-------- Reading passage
At the trial of a complaint charging the defendant with possession of heroin with intent to distribute and doing so within 1,000 feet of a school, the judge should have allowed the defendant's motion for a required finding of not guilty, where there was insufficient evidence to establish beyond a reasonable doubt that the defendant was the seller rather than the buyer of the heroin. [185-188]
COMPLAINT received and sworn to in the Malden Division of the District Court Department on June 28, 1999.
The case was tried before Robert J. McKenna, J.
Thomas M. Glynn for the defendant.
Kevin J. Curtin, Assistant District Attorney, for the Commonwealth.
BECK, J . A District Court jury of six convicted the defendant of possession of heroin with intent to distribute, G. L. c. 94C, s. 32, and doing so within 1,000 feet of a school. G. L. c. 94C, s. 32J. On appeal he claims that his motion for a required finding should have been granted. He argues there was insufficient evidence to establish beyond a reasonable doubt that he was the seller rather than the buyer of the heroin. We agree.
----------------
-------- Recorded information
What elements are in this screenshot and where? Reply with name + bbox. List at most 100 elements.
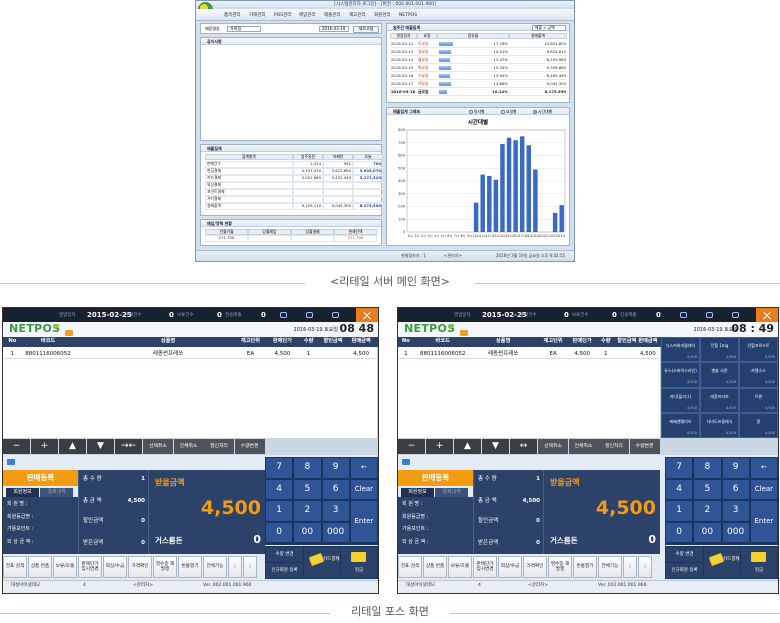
----------------
#### [Jobs]
**a.** In the court opinion, in which court division was the complaint received and sworn to, and on what date?
**b.** Decide whether each statement agrees with the court opinion, answering yes or no and quoting the words of the opinion that decide it: (i) The case was tried before Robert J. McKenna, J. (ii) The defendant was convicted by a jury of twelve. (iii) Kevin J. Curtin appeared on behalf of the defendant.
**c.** Carry the court opinion forward from its final sentence, keeping its formal judicial register.

#### [Answers given]
**a.** The complaint was received and sworn to in the Malden Division of the District Court Department on June 28, 1999.

**b.**
(i) Yes: "The case was tried before Robert J. McKenna, J."
(ii) No: "A District Court jury of six convicted the defendant"
(iii) No: "Kevin J. Curtin, Assistant District Attorney, for the Commonwealth."

**c.**
The evidence "in the light most favorable to the prosecution," Commonwealth v. Latimore, 378 Mass. 671 , 677 (1979), and largely uncontested, was as follows. Two undercover detectives, Thomas Kinsella and Paul Strong of the Everett police department's narcotics unit, had 131 Vernal Street in Everett under surveillance in the early afternoon of June 26, 1999. (The role of a third Everett detective is unclear.) The defendant
emerged from the front door, took a bicycle from the porch, and rode it to a nearby intersection. He stayed in the vicinity looking up and down the street.
About fifteen minutes later a black car appeared. The defendant moved toward the car, appeared to look into the car's rear window, and then approached the driver's side door, straddling the bicycle. After a brief conversation with the driver, the defendant "reached into the front of his pants, down into his underwear, removed something, put his hand inside the vehicle [and] withdrew his hand from inside the vehicle." "Within seconds" the detectives, who had been located about fifty feet away, pulled their unmarked car into the middle of the street right next to the black car and identified themselves as police. The defendant threw the bicycle down and ran, with Strong in pursuit not far behind.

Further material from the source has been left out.